**Provided passage:**

○ ○ ○ ○ ○

Given vectors are $\overrightarrow{\mathrm{AB}}=2 \hat{i}+2 \hat{j}+\hat{k}$ and $\overrightarrow{\mathrm{AC}}=2 \hat{i}+4 \hat{j}+4 \hat{k}$
Centroid $\mathrm{G}$ of triangle has position vector $\overrightarrow{\mathrm{AG}}$ can be obtained by putting A as $\overrightarrow{\mathrm{O}}$, B as $2 \hat{i}+2 \hat{j}+\hat{k}$ and $\mathrm{C}$ as $2 \hat{i}+4 \hat{j}+4 \hat{k}$.
So, $\overrightarrow{\mathrm{AG}}=\frac{\overrightarrow{\mathrm{O}}+\mathrm{B}+\mathrm{C}}{3}=\frac{0+2 \hat{i}+2 \hat{j}+\hat{k}+2 \hat{i}+4 \hat{j}+4 \hat{k}}{3}$
$\begin{aligned}
& \overrightarrow{\mathrm{AG}}=\frac{4 \hat{i}+6 \hat{j}+5 \hat{k}}{4} \\
& |\overrightarrow{\mathrm{AG}}|=\sqrt{16+36+25}=\frac{\sqrt{77}}{3} \\
& \text {Now, } \frac{27}{7} \times|\overrightarrow{\mathrm{AG}}|^2+5=\frac{27}{7} \times \frac{77}{9}+5 \\
& =33+5=38
\end{aligned}$
Therefore, option (b) is correct.

○ ○ ○ ○ ○

Stored items from a collection:

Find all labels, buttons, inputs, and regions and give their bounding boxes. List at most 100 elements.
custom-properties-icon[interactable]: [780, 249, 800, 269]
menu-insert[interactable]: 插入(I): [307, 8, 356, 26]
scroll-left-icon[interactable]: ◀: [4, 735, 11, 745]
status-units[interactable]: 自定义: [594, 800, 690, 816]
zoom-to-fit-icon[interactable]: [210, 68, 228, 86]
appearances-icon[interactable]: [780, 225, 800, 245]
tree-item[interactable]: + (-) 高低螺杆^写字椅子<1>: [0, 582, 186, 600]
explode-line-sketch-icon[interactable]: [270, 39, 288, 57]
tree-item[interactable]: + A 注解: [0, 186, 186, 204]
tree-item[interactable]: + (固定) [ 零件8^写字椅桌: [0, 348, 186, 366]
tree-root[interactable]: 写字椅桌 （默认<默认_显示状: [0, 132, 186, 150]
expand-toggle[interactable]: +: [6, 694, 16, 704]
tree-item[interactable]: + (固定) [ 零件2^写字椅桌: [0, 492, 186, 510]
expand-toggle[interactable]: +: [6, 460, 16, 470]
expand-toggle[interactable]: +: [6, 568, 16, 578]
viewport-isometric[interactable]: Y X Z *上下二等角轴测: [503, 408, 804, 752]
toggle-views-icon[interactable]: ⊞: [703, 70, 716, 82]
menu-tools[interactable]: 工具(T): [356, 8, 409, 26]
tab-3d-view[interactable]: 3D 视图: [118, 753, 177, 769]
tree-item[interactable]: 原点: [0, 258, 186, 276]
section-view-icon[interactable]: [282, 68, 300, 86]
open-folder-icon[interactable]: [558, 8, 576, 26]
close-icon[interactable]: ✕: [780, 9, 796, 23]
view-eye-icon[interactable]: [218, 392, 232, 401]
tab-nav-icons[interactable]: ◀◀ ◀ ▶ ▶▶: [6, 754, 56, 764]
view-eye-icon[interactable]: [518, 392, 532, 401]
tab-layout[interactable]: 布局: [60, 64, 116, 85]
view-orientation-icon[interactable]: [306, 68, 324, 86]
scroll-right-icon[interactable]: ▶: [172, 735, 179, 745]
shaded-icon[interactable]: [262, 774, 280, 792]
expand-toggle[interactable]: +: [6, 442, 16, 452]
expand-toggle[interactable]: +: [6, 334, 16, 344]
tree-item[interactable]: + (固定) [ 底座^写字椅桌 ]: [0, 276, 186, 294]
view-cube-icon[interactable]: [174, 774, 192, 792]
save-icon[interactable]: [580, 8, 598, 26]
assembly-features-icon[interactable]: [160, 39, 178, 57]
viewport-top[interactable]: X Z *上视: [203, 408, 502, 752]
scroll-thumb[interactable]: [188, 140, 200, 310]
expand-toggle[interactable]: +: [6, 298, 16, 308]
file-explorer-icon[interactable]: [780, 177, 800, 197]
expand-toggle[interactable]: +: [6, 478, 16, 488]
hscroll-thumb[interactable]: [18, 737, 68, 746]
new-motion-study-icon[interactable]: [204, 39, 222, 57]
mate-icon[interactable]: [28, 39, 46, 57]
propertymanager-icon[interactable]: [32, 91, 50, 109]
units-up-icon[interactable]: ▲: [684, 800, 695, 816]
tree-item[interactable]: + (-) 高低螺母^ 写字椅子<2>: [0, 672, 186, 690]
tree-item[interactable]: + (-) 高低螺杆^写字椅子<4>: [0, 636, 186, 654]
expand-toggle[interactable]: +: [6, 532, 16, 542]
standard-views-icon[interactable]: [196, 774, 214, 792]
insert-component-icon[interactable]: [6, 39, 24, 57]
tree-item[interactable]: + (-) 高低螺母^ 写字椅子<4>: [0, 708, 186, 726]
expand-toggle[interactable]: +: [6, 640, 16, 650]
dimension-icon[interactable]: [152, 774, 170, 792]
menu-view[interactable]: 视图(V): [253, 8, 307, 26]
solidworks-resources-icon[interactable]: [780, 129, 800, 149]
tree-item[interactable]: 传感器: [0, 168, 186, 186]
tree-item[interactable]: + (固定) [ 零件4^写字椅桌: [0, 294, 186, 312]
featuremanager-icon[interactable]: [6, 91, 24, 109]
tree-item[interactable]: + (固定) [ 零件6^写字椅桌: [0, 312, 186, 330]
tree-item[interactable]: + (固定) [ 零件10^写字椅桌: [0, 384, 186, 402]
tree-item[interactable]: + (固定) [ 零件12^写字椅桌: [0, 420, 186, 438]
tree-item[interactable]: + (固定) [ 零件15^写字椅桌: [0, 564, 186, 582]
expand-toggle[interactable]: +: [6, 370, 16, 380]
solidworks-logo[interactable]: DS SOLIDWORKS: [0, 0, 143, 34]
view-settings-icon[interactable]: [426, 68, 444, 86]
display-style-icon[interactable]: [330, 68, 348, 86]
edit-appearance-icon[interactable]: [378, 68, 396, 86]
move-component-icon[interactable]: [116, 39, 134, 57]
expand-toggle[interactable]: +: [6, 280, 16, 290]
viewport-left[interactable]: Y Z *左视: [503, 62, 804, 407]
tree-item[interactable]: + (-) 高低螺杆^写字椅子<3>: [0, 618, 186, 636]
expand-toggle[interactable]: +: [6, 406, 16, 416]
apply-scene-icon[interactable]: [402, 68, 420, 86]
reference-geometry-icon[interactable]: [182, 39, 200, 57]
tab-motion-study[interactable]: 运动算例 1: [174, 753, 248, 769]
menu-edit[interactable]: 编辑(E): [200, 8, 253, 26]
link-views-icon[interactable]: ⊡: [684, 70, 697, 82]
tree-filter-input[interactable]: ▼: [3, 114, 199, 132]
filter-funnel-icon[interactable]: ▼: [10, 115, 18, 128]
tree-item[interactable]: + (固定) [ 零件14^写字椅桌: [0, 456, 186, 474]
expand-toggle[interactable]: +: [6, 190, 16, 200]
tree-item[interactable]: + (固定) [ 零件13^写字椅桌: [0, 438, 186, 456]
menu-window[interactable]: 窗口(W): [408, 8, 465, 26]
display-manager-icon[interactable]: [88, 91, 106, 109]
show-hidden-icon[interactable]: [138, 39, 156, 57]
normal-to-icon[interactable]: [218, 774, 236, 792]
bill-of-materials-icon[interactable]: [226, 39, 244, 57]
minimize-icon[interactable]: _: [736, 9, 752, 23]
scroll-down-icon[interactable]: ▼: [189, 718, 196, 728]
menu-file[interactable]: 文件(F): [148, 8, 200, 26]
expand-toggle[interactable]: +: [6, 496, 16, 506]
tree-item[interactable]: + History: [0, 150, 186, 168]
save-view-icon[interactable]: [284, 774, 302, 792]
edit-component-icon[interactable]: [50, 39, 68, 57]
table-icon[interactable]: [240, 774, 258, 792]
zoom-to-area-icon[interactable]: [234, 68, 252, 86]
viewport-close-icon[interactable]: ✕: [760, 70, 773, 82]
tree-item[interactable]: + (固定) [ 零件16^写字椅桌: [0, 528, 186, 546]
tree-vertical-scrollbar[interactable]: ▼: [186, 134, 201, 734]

○ ○ ○ ○ ○

**Written request:**
According to the vector solution, which option is correct?

**Answer to the problem:**
Option (b)